_Stored data entries_
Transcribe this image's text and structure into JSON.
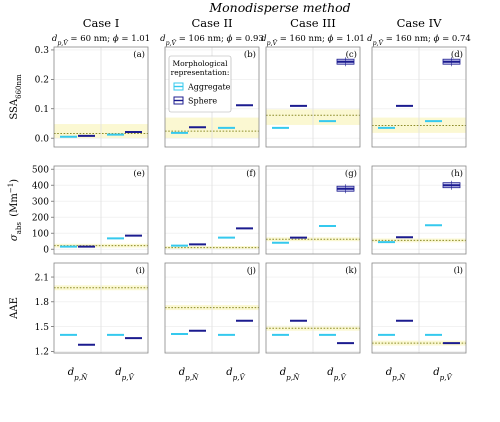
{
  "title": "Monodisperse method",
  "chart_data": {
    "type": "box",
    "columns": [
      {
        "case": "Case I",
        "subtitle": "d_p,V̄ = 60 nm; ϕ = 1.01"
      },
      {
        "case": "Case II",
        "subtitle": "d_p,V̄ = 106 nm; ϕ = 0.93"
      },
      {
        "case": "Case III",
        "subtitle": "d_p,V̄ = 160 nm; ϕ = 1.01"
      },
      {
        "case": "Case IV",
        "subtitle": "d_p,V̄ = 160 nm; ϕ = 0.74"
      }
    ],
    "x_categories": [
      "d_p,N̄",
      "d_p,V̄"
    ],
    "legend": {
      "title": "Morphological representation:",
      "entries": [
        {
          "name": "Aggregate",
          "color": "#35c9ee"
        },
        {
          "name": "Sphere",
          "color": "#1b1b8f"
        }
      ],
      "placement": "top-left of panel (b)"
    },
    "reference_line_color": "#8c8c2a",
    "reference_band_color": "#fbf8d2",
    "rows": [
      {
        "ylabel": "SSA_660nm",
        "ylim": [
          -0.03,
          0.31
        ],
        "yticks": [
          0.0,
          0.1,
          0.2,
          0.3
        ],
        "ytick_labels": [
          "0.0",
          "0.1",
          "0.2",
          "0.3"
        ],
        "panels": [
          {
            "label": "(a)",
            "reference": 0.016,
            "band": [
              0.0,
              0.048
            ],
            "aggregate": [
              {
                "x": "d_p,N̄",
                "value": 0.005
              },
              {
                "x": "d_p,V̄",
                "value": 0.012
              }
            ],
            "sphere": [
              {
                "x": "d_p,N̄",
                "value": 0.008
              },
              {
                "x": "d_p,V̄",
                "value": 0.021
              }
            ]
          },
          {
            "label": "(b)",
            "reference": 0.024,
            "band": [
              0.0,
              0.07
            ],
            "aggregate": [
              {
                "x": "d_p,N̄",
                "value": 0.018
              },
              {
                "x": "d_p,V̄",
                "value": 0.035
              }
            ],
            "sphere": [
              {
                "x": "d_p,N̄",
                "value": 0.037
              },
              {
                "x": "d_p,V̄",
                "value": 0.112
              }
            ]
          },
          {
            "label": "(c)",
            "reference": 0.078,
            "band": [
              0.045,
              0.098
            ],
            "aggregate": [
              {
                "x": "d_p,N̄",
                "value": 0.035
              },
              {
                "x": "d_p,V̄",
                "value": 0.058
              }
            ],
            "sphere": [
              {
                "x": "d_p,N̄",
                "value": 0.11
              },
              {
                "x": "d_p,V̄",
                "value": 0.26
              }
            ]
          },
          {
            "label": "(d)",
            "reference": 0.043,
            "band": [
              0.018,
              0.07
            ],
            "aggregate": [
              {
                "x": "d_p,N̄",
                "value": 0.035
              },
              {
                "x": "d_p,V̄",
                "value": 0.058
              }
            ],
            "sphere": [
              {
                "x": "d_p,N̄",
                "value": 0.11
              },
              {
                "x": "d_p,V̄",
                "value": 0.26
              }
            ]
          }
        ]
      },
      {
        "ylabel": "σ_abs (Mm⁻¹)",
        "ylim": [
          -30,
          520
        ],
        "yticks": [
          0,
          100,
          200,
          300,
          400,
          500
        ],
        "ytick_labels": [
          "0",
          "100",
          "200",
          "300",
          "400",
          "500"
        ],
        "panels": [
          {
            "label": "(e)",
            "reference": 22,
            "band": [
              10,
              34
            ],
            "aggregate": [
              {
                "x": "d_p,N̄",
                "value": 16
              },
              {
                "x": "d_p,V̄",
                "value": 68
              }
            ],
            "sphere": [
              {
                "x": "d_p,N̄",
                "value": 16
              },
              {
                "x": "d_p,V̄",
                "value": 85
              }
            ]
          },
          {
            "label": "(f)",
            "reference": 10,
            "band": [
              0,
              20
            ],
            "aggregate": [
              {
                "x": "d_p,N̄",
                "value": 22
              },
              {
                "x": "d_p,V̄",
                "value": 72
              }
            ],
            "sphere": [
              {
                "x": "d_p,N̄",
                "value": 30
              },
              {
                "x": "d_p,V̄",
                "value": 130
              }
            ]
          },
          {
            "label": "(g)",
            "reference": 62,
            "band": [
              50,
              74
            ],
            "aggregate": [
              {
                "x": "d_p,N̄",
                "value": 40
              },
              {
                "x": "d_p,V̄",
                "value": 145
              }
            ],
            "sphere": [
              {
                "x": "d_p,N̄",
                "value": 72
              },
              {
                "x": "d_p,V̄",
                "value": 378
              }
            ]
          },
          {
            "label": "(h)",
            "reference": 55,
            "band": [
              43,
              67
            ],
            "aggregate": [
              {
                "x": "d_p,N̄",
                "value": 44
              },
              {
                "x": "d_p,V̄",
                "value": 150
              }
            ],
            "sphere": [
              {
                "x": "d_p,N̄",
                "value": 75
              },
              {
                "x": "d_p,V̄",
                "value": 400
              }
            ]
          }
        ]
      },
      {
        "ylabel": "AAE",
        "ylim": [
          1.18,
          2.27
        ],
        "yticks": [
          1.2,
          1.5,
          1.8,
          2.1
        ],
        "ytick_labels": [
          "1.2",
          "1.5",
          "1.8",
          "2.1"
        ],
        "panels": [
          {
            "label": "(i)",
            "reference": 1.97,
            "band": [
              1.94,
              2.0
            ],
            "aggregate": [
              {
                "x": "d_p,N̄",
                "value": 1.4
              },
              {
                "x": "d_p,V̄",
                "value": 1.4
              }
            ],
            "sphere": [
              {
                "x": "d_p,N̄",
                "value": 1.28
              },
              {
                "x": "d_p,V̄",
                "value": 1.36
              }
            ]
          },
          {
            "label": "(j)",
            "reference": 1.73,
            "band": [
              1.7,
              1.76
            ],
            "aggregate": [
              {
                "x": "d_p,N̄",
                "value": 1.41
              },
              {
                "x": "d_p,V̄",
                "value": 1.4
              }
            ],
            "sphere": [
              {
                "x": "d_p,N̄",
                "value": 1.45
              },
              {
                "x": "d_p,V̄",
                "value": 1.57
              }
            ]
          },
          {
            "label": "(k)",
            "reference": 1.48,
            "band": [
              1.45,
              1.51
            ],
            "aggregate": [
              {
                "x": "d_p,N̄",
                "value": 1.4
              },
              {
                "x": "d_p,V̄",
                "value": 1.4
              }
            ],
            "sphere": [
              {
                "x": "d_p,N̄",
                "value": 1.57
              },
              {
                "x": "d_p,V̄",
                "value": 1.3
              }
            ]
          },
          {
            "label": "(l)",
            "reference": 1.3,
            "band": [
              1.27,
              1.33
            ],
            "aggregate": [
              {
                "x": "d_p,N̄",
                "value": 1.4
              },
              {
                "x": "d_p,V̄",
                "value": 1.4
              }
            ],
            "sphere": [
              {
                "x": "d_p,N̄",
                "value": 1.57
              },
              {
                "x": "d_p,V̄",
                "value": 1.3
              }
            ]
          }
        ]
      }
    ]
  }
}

...

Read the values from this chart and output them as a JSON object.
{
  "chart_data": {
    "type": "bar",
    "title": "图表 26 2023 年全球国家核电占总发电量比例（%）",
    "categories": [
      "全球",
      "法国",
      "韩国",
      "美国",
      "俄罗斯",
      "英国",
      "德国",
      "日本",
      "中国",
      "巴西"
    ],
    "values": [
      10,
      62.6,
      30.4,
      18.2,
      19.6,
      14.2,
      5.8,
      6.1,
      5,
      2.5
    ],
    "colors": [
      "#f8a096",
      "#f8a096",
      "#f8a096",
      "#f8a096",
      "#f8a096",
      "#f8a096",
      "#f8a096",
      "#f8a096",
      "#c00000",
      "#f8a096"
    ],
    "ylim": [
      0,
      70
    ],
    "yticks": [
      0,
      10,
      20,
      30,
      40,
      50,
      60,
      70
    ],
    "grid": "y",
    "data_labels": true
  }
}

==

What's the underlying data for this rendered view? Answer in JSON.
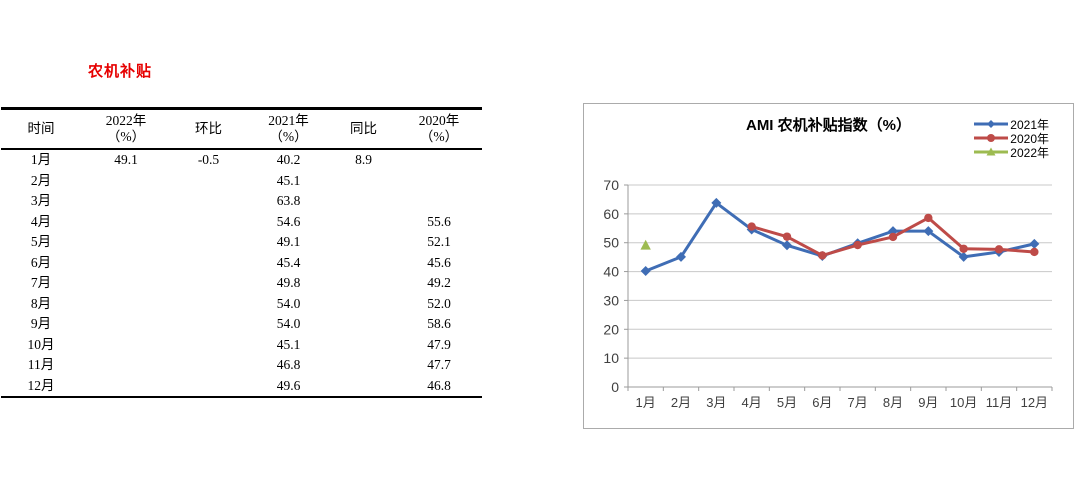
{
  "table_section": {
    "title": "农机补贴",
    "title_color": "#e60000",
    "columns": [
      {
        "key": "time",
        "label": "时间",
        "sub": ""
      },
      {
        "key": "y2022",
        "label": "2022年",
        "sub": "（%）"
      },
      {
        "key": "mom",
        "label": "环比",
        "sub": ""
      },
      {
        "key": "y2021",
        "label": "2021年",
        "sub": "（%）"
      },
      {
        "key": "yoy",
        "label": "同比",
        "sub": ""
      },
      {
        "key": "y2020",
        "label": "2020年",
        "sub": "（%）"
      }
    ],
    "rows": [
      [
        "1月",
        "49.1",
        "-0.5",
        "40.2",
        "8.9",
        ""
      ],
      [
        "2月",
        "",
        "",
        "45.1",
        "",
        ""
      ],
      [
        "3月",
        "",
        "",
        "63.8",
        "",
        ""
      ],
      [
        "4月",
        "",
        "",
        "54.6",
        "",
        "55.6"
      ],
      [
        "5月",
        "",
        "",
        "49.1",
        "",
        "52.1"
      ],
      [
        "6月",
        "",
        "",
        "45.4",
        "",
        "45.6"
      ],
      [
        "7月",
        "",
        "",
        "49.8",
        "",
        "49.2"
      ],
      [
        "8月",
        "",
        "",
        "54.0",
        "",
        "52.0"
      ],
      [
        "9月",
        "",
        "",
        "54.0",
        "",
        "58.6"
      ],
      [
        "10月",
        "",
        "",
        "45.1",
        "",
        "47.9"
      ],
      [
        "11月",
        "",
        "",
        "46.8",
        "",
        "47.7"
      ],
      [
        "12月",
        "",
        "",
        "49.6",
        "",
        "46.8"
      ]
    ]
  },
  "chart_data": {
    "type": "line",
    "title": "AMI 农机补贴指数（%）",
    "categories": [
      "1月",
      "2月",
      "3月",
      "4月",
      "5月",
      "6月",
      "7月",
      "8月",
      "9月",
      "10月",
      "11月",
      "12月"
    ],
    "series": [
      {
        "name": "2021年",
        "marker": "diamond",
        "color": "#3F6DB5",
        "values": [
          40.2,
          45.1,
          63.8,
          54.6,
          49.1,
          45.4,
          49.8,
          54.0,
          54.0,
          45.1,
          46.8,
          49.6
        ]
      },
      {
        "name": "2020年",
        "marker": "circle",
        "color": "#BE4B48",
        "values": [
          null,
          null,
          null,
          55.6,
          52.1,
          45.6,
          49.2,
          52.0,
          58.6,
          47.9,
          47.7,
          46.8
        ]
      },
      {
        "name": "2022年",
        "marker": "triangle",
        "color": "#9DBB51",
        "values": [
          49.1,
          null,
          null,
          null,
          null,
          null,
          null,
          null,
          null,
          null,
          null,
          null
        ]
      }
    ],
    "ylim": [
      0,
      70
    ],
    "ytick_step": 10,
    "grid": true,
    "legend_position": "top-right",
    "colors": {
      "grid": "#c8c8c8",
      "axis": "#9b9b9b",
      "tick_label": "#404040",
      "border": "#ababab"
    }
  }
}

_Aim_
Tally every line of the data that holds the word "marker" and write the count alone.

_Final answer_
3